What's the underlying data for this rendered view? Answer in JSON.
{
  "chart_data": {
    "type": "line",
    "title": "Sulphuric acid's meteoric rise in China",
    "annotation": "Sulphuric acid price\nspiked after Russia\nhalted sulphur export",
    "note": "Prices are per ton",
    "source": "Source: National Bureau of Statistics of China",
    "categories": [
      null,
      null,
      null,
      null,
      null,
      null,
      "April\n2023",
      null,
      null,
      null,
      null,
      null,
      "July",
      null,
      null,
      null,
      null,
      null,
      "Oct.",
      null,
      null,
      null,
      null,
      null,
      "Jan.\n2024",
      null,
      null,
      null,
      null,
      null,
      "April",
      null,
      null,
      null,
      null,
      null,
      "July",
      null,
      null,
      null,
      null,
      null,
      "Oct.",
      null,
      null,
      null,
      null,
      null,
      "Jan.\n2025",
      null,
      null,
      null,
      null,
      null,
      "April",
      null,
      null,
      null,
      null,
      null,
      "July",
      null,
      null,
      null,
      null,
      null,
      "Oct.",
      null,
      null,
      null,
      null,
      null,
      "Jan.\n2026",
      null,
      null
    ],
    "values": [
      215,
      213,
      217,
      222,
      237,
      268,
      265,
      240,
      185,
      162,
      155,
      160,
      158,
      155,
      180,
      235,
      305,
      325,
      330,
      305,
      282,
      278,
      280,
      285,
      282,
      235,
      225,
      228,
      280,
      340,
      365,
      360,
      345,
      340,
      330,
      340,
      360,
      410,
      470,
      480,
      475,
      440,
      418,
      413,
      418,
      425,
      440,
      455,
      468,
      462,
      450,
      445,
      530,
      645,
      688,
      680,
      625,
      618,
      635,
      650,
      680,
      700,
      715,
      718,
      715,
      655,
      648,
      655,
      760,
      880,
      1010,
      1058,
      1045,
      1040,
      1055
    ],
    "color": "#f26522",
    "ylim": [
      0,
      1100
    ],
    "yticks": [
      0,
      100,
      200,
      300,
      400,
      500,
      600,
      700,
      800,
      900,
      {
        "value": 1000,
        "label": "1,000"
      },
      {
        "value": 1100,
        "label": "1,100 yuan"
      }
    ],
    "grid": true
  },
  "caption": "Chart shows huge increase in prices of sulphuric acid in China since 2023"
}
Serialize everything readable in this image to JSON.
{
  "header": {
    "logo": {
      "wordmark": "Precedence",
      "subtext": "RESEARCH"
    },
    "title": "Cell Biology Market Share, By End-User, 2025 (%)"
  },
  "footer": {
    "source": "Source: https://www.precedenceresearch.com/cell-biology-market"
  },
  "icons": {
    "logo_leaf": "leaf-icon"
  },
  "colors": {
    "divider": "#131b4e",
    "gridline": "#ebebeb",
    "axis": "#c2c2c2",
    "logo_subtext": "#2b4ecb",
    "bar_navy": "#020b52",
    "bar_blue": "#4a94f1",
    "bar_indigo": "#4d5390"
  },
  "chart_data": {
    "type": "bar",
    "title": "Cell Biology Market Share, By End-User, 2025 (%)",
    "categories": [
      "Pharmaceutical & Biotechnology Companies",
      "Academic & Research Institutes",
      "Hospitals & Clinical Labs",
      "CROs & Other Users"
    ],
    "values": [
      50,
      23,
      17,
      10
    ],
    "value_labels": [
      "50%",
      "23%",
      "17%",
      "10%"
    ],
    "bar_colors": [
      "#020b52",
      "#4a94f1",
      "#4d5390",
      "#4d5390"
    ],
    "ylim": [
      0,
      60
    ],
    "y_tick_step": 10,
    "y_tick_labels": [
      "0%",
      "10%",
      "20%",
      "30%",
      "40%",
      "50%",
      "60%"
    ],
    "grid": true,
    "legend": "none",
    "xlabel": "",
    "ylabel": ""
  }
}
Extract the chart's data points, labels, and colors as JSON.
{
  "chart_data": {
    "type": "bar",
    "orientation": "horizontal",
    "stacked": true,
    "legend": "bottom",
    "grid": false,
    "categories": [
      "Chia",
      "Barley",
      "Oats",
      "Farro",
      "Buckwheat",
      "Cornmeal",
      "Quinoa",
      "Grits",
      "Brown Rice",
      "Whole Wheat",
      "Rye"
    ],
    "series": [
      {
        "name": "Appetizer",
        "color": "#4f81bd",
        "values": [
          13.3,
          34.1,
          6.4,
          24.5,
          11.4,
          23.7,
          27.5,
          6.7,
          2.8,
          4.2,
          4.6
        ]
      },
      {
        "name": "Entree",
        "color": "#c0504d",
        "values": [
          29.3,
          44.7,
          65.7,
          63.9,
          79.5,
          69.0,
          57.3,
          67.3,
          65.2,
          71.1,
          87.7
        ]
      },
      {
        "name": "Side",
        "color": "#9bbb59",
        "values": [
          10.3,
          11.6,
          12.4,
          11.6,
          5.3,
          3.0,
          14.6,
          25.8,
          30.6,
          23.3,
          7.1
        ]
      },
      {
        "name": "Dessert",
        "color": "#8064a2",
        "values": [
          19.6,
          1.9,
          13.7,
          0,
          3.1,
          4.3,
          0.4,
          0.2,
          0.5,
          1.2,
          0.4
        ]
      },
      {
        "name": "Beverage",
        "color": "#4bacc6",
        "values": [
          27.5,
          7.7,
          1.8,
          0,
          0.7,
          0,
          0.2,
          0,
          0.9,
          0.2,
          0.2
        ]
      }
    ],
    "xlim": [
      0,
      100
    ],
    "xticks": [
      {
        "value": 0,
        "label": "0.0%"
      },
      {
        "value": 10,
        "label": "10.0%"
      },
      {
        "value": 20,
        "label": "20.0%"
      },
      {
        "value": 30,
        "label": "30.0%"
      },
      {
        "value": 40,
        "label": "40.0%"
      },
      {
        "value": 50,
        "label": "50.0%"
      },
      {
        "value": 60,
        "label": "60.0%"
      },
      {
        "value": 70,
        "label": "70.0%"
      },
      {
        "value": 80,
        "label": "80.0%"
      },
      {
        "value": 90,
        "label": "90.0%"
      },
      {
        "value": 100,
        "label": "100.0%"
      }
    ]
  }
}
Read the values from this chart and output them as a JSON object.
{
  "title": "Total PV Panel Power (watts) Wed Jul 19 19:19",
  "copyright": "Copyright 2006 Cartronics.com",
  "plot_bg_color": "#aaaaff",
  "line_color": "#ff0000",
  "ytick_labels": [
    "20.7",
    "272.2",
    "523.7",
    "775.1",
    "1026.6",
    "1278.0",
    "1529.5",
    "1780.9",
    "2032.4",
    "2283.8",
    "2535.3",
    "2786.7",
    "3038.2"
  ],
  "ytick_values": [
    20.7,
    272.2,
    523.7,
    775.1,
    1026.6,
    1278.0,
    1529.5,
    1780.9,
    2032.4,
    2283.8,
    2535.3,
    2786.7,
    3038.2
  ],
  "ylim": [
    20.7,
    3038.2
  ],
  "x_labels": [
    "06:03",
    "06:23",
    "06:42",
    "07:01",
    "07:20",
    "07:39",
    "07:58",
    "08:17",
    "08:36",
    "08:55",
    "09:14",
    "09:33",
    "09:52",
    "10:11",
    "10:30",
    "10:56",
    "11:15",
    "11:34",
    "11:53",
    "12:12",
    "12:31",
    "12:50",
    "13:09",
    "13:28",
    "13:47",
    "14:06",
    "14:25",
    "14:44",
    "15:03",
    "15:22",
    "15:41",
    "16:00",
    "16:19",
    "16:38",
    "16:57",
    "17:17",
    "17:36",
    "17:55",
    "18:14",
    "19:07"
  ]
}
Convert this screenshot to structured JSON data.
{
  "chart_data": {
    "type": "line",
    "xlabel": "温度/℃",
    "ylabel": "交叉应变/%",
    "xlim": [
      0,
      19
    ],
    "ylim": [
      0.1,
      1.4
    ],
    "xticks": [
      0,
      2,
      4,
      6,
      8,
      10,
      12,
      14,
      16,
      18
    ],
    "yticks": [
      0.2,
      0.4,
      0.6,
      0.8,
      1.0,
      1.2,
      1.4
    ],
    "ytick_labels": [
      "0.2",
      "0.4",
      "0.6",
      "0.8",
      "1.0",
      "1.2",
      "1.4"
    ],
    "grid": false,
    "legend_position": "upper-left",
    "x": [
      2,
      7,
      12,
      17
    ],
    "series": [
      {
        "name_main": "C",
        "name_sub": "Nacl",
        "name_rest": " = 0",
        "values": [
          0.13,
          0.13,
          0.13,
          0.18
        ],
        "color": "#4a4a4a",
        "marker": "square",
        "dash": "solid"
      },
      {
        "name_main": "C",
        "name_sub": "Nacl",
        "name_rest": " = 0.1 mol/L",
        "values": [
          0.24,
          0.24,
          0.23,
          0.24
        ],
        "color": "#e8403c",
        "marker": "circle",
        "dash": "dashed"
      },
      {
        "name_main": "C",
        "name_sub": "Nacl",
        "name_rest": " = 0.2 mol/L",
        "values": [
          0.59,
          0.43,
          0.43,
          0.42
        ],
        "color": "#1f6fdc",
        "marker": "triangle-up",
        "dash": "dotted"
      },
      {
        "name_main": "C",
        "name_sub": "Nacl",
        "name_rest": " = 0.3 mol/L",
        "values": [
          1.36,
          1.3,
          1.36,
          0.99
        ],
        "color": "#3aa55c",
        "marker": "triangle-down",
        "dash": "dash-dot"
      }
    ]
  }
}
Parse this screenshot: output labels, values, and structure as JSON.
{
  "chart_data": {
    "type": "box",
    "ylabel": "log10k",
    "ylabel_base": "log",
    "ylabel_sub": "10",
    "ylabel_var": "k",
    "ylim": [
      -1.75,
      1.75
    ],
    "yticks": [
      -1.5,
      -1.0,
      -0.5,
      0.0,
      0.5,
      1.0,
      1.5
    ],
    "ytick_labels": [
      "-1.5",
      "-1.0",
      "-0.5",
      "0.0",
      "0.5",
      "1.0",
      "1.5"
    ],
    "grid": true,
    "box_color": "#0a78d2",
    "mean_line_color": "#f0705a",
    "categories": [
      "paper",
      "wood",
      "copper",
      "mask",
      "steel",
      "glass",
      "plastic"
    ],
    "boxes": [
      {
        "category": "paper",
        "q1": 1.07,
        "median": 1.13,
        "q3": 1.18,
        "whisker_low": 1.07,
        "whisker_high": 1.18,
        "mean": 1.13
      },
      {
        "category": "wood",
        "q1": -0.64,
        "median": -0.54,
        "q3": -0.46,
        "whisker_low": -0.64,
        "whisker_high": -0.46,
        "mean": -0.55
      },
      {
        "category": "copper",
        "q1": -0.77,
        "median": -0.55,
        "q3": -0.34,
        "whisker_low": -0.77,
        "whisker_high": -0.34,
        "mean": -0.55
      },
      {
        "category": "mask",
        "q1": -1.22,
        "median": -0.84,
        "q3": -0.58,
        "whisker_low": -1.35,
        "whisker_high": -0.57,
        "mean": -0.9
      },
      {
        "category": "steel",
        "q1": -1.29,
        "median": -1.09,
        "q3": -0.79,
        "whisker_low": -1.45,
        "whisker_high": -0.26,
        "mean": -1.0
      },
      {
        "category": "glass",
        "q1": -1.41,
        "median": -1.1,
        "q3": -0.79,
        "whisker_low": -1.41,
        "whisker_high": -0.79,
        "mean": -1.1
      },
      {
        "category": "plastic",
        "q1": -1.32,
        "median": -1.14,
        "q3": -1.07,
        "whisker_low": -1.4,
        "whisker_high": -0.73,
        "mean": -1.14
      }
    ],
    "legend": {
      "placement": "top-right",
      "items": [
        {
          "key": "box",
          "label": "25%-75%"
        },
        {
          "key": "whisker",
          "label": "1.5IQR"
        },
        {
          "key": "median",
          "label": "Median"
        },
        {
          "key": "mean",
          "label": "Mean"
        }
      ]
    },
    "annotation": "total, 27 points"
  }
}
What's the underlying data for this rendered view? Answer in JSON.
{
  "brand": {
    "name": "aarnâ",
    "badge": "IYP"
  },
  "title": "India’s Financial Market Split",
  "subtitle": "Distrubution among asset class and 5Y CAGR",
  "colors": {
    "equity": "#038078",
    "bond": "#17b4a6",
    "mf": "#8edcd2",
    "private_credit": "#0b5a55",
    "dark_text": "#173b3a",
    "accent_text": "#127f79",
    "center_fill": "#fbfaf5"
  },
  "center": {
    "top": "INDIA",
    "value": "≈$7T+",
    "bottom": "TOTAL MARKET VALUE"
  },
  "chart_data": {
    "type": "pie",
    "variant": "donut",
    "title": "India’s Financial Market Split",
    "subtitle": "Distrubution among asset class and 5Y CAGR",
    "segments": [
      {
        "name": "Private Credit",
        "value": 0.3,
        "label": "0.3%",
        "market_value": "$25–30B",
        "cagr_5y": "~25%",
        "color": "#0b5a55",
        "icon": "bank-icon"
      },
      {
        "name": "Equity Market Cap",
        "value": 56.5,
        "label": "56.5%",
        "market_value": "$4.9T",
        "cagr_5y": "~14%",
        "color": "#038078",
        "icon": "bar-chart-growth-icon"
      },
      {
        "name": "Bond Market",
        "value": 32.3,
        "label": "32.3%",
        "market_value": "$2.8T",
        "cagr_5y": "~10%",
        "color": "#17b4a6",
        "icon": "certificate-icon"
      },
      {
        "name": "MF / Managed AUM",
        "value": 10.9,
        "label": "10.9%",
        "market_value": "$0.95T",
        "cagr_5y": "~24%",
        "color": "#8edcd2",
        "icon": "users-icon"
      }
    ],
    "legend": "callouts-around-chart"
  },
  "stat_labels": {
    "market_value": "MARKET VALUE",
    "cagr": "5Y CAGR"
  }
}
- - - -
§ **What you will do**: Check each line of the records for the word "Share", and show the lines that contain it.

§ **Complete answer**:
    "title": "Cell Biology Market Share, By End-User, 2025 (%)"
    "title": "Cell Biology Market Share, By End-User, 2025 (%)",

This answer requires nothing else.